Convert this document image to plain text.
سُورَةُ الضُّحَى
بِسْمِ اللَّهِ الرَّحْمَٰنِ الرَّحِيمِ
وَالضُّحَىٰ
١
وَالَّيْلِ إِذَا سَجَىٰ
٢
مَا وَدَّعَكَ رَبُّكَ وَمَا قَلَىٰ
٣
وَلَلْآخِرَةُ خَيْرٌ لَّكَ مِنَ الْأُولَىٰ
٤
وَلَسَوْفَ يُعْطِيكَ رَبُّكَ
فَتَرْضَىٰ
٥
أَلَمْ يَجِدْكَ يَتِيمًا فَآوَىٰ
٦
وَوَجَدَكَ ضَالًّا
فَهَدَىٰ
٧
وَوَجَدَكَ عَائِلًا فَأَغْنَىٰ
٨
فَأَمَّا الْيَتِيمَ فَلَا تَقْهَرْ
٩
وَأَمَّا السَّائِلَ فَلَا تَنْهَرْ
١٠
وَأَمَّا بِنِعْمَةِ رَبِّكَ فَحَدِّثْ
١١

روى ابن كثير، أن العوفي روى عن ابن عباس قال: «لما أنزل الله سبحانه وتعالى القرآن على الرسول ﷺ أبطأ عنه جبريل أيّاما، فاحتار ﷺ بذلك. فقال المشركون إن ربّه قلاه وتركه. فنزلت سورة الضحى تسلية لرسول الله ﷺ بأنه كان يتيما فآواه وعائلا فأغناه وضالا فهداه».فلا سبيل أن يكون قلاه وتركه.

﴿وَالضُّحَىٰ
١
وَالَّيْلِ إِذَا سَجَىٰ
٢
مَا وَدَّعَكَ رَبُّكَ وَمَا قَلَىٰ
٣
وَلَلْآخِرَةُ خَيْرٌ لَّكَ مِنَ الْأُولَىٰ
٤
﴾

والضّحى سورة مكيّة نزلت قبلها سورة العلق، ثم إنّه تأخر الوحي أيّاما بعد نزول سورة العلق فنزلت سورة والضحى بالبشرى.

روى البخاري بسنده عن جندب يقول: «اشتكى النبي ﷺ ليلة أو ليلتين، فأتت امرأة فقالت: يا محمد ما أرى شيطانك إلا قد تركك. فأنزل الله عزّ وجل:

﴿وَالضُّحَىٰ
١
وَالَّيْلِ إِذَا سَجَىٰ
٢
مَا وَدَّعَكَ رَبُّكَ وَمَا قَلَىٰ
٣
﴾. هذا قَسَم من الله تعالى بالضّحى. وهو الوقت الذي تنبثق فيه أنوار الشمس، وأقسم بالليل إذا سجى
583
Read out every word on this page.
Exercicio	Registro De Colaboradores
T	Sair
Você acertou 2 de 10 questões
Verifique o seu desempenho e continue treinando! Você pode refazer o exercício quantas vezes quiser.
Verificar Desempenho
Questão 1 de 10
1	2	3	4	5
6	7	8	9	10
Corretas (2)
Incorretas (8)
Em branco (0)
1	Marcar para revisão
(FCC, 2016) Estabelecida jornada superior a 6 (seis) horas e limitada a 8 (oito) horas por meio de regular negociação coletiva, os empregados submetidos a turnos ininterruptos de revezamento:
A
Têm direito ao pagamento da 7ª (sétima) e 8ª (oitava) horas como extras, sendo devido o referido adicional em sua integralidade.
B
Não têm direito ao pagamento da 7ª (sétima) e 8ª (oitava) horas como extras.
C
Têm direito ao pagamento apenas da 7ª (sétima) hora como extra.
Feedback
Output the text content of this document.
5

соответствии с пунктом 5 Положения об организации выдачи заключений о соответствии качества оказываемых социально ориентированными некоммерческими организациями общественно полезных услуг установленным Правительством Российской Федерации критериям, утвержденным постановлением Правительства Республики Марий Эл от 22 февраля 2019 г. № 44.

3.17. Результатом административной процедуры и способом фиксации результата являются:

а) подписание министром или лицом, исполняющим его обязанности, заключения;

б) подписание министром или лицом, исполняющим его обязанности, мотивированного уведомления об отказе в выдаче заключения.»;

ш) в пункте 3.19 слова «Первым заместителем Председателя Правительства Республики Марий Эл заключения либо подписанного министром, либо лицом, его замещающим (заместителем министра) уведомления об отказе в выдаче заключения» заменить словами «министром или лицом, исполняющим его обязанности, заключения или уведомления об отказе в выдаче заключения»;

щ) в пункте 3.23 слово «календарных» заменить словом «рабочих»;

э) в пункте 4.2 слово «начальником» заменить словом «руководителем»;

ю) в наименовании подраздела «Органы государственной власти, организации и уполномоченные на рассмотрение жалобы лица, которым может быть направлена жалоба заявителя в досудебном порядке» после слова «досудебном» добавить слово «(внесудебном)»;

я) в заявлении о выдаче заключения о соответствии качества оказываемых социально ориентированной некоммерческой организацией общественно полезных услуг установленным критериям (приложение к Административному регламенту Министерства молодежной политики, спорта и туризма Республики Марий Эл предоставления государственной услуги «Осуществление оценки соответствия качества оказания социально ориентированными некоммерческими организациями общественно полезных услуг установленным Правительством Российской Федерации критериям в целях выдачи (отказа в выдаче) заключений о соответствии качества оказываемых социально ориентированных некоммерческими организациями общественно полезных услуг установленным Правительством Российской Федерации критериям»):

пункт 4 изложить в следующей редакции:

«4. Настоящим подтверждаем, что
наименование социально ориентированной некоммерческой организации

(Exercise instructions) The entries above must be returned in full, exactly as shown.

(Exercise answer)
Convert this document image to plain text.
سُورَةُ الضُّحَى
بِسْمِ اللَّهِ الرَّحْمَٰنِ الرَّحِيمِ
وَالضُّحَىٰ
١
وَالَّيْلِ إِذَا سَجَىٰ
٢
مَا وَدَّعَكَ رَبُّكَ وَمَا قَلَىٰ
٣
وَلَلْآخِرَةُ خَيْرٌ لَّكَ مِنَ الْأُولَىٰ
٤
وَلَسَوْفَ يُعْطِيكَ رَبُّكَ
فَتَرْضَىٰ
٥
أَلَمْ يَجِدْكَ يَتِيمًا فَآوَىٰ
٦
وَوَجَدَكَ ضَالًّا
فَهَدَىٰ
٧
وَوَجَدَكَ عَائِلًا فَأَغْنَىٰ
٨
فَأَمَّا الْيَتِيمَ فَلَا تَقْهَرْ
٩
وَأَمَّا السَّائِلَ فَلَا تَنْهَرْ
١٠
وَأَمَّا بِنِعْمَةِ رَبِّكَ فَحَدِّثْ
١١

روى ابن كثير، أن العوفي روى عن ابن عباس قال: «لما أنزل الله سبحانه وتعالى القرآن على الرسول ﷺ أبطأ عنه جبريل أيّاما، فاحتار ﷺ بذلك. فقال المشركون إن ربّه قلاه وتركه. فنزلت سورة الضحى تسلية لرسول الله ﷺ بأنه كان يتيما فآواه وعائلا فأغناه وضالا فهداه».فلا سبيل أن يكون قلاه وتركه.

﴿وَالضُّحَىٰ
١
وَالَّيْلِ إِذَا سَجَىٰ
٢
مَا وَدَّعَكَ رَبُّكَ وَمَا قَلَىٰ
٣
وَلَلْآخِرَةُ خَيْرٌ لَّكَ مِنَ الْأُولَىٰ
٤
﴾

والضّحى سورة مكيّة نزلت قبلها سورة العلق، ثم إنّه تأخر الوحي أيّاما بعد نزول سورة العلق فنزلت سورة والضحى بالبشرى.

روى البخاري بسنده عن جندب يقول: «اشتكى النبي ﷺ ليلة أو ليلتين، فأتت امرأة فقالت: يا محمد ما أرى شيطانك إلا قد تركك. فأنزل الله عزّ وجل:

﴿وَالضُّحَىٰ
١
وَالَّيْلِ إِذَا سَجَىٰ
٢
مَا وَدَّعَكَ رَبُّكَ وَمَا قَلَىٰ
٣
﴾. هذا قَسَم من الله تعالى بالضّحى. وهو الوقت الذي تنبثق فيه أنوار الشمس، وأقسم بالليل إذا سجى
583
Read out every word on this page.
Exercicio	Registro De Colaboradores
T	Sair
Você acertou 2 de 10 questões
Verifique o seu desempenho e continue treinando! Você pode refazer o exercício quantas vezes quiser.
Verificar Desempenho
Questão 1 de 10
1	2	3	4	5
6	7	8	9	10
Corretas (2)
Incorretas (8)
Em branco (0)
1	Marcar para revisão
(FCC, 2016) Estabelecida jornada superior a 6 (seis) horas e limitada a 8 (oito) horas por meio de regular negociação coletiva, os empregados submetidos a turnos ininterruptos de revezamento:
A
Têm direito ao pagamento da 7ª (sétima) e 8ª (oitava) horas como extras, sendo devido o referido adicional em sua integralidade.
B
Não têm direito ao pagamento da 7ª (sétima) e 8ª (oitava) horas como extras.
C
Têm direito ao pagamento apenas da 7ª (sétima) hora como extra.
Feedback
Output the text content of this document.
5

соответствии с пунктом 5 Положения об организации выдачи заключений о соответствии качества оказываемых социально ориентированными некоммерческими организациями общественно полезных услуг установленным Правительством Российской Федерации критериям, утвержденным постановлением Правительства Республики Марий Эл от 22 февраля 2019 г. № 44.

3.17. Результатом административной процедуры и способом фиксации результата являются:

а) подписание министром или лицом, исполняющим его обязанности, заключения;

б) подписание министром или лицом, исполняющим его обязанности, мотивированного уведомления об отказе в выдаче заключения.»;

ш) в пункте 3.19 слова «Первым заместителем Председателя Правительства Республики Марий Эл заключения либо подписанного министром, либо лицом, его замещающим (заместителем министра) уведомления об отказе в выдаче заключения» заменить словами «министром или лицом, исполняющим его обязанности, заключения или уведомления об отказе в выдаче заключения»;

щ) в пункте 3.23 слово «календарных» заменить словом «рабочих»;

э) в пункте 4.2 слово «начальником» заменить словом «руководителем»;

ю) в наименовании подраздела «Органы государственной власти, организации и уполномоченные на рассмотрение жалобы лица, которым может быть направлена жалоба заявителя в досудебном порядке» после слова «досудебном» добавить слово «(внесудебном)»;

я) в заявлении о выдаче заключения о соответствии качества оказываемых социально ориентированной некоммерческой организацией общественно полезных услуг установленным критериям (приложение к Административному регламенту Министерства молодежной политики, спорта и туризма Республики Марий Эл предоставления государственной услуги «Осуществление оценки соответствия качества оказания социально ориентированными некоммерческими организациями общественно полезных услуг установленным Правительством Российской Федерации критериям в целях выдачи (отказа в выдаче) заключений о соответствии качества оказываемых социально ориентированных некоммерческими организациями общественно полезных услуг установленным Правительством Российской Федерации критериям»):

пункт 4 изложить в следующей редакции:

«4. Настоящим подтверждаем, что
наименование социально ориентированной некоммерческой организации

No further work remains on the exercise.